-- START --
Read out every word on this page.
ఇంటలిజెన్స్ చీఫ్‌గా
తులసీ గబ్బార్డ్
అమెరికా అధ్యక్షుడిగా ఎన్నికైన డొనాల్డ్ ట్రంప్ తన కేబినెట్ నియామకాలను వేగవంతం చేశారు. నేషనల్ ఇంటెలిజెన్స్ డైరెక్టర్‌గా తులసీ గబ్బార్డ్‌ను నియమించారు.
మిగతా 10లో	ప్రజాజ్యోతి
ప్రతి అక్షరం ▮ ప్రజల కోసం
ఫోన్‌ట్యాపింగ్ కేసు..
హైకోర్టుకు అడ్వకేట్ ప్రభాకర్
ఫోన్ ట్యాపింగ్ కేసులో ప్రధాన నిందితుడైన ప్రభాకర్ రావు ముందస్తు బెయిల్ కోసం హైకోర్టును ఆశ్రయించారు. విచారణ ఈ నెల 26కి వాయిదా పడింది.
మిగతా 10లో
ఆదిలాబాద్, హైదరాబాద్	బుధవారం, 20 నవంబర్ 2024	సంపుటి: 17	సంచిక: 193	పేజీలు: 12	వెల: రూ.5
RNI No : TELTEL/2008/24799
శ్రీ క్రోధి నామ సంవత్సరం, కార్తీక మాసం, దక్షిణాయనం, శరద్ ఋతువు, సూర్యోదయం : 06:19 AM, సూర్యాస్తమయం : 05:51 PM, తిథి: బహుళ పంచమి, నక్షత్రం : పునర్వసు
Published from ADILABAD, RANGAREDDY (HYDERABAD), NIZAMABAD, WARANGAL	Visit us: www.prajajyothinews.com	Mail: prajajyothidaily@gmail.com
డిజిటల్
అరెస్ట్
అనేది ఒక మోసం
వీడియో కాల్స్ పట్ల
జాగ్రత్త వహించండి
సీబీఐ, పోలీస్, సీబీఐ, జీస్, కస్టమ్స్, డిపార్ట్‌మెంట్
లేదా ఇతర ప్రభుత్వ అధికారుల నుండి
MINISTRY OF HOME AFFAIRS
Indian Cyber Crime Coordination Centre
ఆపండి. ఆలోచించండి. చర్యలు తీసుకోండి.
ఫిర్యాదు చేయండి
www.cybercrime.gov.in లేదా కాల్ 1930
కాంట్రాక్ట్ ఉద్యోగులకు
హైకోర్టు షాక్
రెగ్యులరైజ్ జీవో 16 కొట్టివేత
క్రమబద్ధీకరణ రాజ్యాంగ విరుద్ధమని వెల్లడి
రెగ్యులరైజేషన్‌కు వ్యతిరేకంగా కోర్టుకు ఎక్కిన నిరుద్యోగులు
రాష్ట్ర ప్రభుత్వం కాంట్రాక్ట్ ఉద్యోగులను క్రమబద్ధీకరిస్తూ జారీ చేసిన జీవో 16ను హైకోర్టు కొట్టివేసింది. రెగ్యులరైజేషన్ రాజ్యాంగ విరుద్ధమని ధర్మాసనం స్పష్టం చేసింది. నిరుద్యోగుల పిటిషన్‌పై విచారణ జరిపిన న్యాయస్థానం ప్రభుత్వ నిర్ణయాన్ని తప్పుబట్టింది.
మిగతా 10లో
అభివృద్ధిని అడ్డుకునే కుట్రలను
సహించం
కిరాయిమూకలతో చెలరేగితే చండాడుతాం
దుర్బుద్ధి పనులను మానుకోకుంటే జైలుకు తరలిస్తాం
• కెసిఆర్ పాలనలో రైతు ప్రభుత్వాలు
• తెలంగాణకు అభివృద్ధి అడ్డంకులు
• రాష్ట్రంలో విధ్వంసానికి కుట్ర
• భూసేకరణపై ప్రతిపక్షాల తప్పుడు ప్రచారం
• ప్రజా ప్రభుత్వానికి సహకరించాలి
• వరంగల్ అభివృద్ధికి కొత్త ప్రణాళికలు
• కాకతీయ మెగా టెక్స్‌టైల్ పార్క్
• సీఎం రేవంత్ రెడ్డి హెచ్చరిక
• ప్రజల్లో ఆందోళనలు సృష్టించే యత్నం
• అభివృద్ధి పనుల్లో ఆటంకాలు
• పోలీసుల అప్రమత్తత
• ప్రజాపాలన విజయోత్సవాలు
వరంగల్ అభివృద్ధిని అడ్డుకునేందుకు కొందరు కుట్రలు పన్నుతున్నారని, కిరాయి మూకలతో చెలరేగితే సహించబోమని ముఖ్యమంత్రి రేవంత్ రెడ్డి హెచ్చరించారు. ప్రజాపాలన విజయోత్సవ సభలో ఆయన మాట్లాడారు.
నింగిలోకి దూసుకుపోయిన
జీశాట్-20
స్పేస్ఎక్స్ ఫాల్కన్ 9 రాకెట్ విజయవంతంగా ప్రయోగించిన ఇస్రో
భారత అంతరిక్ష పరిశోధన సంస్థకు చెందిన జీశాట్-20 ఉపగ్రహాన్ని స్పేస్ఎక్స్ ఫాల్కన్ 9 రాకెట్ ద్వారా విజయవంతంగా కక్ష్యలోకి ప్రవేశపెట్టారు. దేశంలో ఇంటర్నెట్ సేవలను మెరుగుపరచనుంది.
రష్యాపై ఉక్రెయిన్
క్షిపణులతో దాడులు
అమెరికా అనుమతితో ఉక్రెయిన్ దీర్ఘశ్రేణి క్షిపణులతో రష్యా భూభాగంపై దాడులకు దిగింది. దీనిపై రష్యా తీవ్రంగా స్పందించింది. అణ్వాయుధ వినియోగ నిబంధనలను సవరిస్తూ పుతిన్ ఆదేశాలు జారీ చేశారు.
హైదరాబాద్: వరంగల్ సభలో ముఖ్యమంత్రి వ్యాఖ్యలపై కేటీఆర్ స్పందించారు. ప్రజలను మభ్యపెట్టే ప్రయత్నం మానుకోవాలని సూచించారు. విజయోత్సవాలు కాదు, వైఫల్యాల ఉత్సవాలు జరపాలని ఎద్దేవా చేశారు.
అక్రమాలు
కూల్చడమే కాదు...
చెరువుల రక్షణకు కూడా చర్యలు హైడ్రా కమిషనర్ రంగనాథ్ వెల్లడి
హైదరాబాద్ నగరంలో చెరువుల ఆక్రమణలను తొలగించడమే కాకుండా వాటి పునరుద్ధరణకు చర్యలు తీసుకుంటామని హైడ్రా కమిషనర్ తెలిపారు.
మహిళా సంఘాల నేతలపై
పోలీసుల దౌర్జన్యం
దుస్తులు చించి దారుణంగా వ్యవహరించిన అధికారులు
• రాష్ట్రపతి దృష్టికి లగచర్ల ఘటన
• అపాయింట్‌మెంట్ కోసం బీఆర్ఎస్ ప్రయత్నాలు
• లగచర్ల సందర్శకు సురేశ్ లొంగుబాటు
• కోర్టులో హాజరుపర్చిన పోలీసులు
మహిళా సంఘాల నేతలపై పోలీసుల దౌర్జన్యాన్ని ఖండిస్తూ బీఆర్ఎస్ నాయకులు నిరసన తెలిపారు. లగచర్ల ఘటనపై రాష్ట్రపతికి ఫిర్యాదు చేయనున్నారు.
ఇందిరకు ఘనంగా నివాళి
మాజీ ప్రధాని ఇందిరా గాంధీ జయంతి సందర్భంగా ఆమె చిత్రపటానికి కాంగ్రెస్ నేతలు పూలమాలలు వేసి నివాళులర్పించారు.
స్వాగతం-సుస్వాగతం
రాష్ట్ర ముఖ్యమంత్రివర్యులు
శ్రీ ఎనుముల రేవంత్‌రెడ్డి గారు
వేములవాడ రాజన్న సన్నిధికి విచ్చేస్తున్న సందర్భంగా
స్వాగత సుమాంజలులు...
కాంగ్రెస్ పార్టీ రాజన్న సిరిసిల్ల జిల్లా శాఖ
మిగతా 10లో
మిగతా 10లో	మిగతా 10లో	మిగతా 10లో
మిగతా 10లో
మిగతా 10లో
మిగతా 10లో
-- END --
**TO BE DONE**
Copy all the entries verbatim.

**WORKED SOLUTION**
Read out every word on this page.
ఇంటలిజెన్స్ చీఫ్‌గా
తులసీ గబ్బార్డ్
అమెరికా అధ్యక్షుడిగా ఎన్నికైన డొనాల్డ్ ట్రంప్ తన కేబినెట్ నియామకాలను వేగవంతం చేశారు. నేషనల్ ఇంటెలిజెన్స్ డైరెక్టర్‌గా తులసీ గబ్బార్డ్‌ను నియమించారు.
మిగతా 10లో	ప్రజాజ్యోతి
ప్రతి అక్షరం ▮ ప్రజల కోసం
ఫోన్‌ట్యాపింగ్ కేసు..
హైకోర్టుకు అడ్వకేట్ ప్రభాకర్
ఫోన్ ట్యాపింగ్ కేసులో ప్రధాన నిందితుడైన ప్రభాకర్ రావు ముందస్తు బెయిల్ కోసం హైకోర్టును ఆశ్రయించారు. విచారణ ఈ నెల 26కి వాయిదా పడింది.
మిగతా 10లో
ఆదిలాబాద్, హైదరాబాద్	బుధవారం, 20 నవంబర్ 2024	సంపుటి: 17	సంచిక: 193	పేజీలు: 12	వెల: రూ.5
RNI No : TELTEL/2008/24799
శ్రీ క్రోధి నామ సంవత్సరం, కార్తీక మాసం, దక్షిణాయనం, శరద్ ఋతువు, సూర్యోదయం : 06:19 AM, సూర్యాస్తమయం : 05:51 PM, తిథి: బహుళ పంచమి, నక్షత్రం : పునర్వసు
Published from ADILABAD, RANGAREDDY (HYDERABAD), NIZAMABAD, WARANGAL	Visit us: www.prajajyothinews.com	Mail: prajajyothidaily@gmail.com
డిజిటల్
అరెస్ట్
అనేది ఒక మోసం
వీడియో కాల్స్ పట్ల
జాగ్రత్త వహించండి
సీబీఐ, పోలీస్, సీబీఐ, జీస్, కస్టమ్స్, డిపార్ట్‌మెంట్
లేదా ఇతర ప్రభుత్వ అధికారుల నుండి
MINISTRY OF HOME AFFAIRS
Indian Cyber Crime Coordination Centre
ఆపండి. ఆలోచించండి. చర్యలు తీసుకోండి.
ఫిర్యాదు చేయండి
www.cybercrime.gov.in లేదా కాల్ 1930
కాంట్రాక్ట్ ఉద్యోగులకు
హైకోర్టు షాక్
రెగ్యులరైజ్ జీవో 16 కొట్టివేత
క్రమబద్ధీకరణ రాజ్యాంగ విరుద్ధమని వెల్లడి
రెగ్యులరైజేషన్‌కు వ్యతిరేకంగా కోర్టుకు ఎక్కిన నిరుద్యోగులు
రాష్ట్ర ప్రభుత్వం కాంట్రాక్ట్ ఉద్యోగులను క్రమబద్ధీకరిస్తూ జారీ చేసిన జీవో 16ను హైకోర్టు కొట్టివేసింది. రెగ్యులరైజేషన్ రాజ్యాంగ విరుద్ధమని ధర్మాసనం స్పష్టం చేసింది. నిరుద్యోగుల పిటిషన్‌పై విచారణ జరిపిన న్యాయస్థానం ప్రభుత్వ నిర్ణయాన్ని తప్పుబట్టింది.
మిగతా 10లో
అభివృద్ధిని అడ్డుకునే కుట్రలను
సహించం
కిరాయిమూకలతో చెలరేగితే చండాడుతాం
దుర్బుద్ధి పనులను మానుకోకుంటే జైలుకు తరలిస్తాం
• కెసిఆర్ పాలనలో రైతు ప్రభుత్వాలు
• తెలంగాణకు అభివృద్ధి అడ్డంకులు
• రాష్ట్రంలో విధ్వంసానికి కుట్ర
• భూసేకరణపై ప్రతిపక్షాల తప్పుడు ప్రచారం
• ప్రజా ప్రభుత్వానికి సహకరించాలి
• వరంగల్ అభివృద్ధికి కొత్త ప్రణాళికలు
• కాకతీయ మెగా టెక్స్‌టైల్ పార్క్
• సీఎం రేవంత్ రెడ్డి హెచ్చరిక
• ప్రజల్లో ఆందోళనలు సృష్టించే యత్నం
• అభివృద్ధి పనుల్లో ఆటంకాలు
• పోలీసుల అప్రమత్తత
• ప్రజాపాలన విజయోత్సవాలు
వరంగల్ అభివృద్ధిని అడ్డుకునేందుకు కొందరు కుట్రలు పన్నుతున్నారని, కిరాయి మూకలతో చెలరేగితే సహించబోమని ముఖ్యమంత్రి రేవంత్ రెడ్డి హెచ్చరించారు. ప్రజాపాలన విజయోత్సవ సభలో ఆయన మాట్లాడారు.
నింగిలోకి దూసుకుపోయిన
జీశాట్-20
స్పేస్ఎక్స్ ఫాల్కన్ 9 రాకెట్ విజయవంతంగా ప్రయోగించిన ఇస్రో
భారత అంతరిక్ష పరిశోధన సంస్థకు చెందిన జీశాట్-20 ఉపగ్రహాన్ని స్పేస్ఎక్స్ ఫాల్కన్ 9 రాకెట్ ద్వారా విజయవంతంగా కక్ష్యలోకి ప్రవేశపెట్టారు. దేశంలో ఇంటర్నెట్ సేవలను మెరుగుపరచనుంది.
రష్యాపై ఉక్రెయిన్
క్షిపణులతో దాడులు
అమెరికా అనుమతితో ఉక్రెయిన్ దీర్ఘశ్రేణి క్షిపణులతో రష్యా భూభాగంపై దాడులకు దిగింది. దీనిపై రష్యా తీవ్రంగా స్పందించింది. అణ్వాయుధ వినియోగ నిబంధనలను సవరిస్తూ పుతిన్ ఆదేశాలు జారీ చేశారు.
హైదరాబాద్: వరంగల్ సభలో ముఖ్యమంత్రి వ్యాఖ్యలపై కేటీఆర్ స్పందించారు. ప్రజలను మభ్యపెట్టే ప్రయత్నం మానుకోవాలని సూచించారు. విజయోత్సవాలు కాదు, వైఫల్యాల ఉత్సవాలు జరపాలని ఎద్దేవా చేశారు.
అక్రమాలు
కూల్చడమే కాదు...
చెరువుల రక్షణకు కూడా చర్యలు హైడ్రా కమిషనర్ రంగనాథ్ వెల్లడి
హైదరాబాద్ నగరంలో చెరువుల ఆక్రమణలను తొలగించడమే కాకుండా వాటి పునరుద్ధరణకు చర్యలు తీసుకుంటామని హైడ్రా కమిషనర్ తెలిపారు.
మహిళా సంఘాల నేతలపై
పోలీసుల దౌర్జన్యం
దుస్తులు చించి దారుణంగా వ్యవహరించిన అధికారులు
• రాష్ట్రపతి దృష్టికి లగచర్ల ఘటన
• అపాయింట్‌మెంట్ కోసం బీఆర్ఎస్ ప్రయత్నాలు
• లగచర్ల సందర్శకు సురేశ్ లొంగుబాటు
• కోర్టులో హాజరుపర్చిన పోలీసులు
మహిళా సంఘాల నేతలపై పోలీసుల దౌర్జన్యాన్ని ఖండిస్తూ బీఆర్ఎస్ నాయకులు నిరసన తెలిపారు. లగచర్ల ఘటనపై రాష్ట్రపతికి ఫిర్యాదు చేయనున్నారు.
ఇందిరకు ఘనంగా నివాళి
మాజీ ప్రధాని ఇందిరా గాంధీ జయంతి సందర్భంగా ఆమె చిత్రపటానికి కాంగ్రెస్ నేతలు పూలమాలలు వేసి నివాళులర్పించారు.
స్వాగతం-సుస్వాగతం
రాష్ట్ర ముఖ్యమంత్రివర్యులు
శ్రీ ఎనుముల రేవంత్‌రెడ్డి గారు
వేములవాడ రాజన్న సన్నిధికి విచ్చేస్తున్న సందర్భంగా
స్వాగత సుమాంజలులు...
కాంగ్రెస్ పార్టీ రాజన్న సిరిసిల్ల జిల్లా శాఖ
మిగతా 10లో
మిగతా 10లో	మిగతా 10లో	మిగతా 10లో
మిగతా 10లో
మిగతా 10లో
మిగతా 10లో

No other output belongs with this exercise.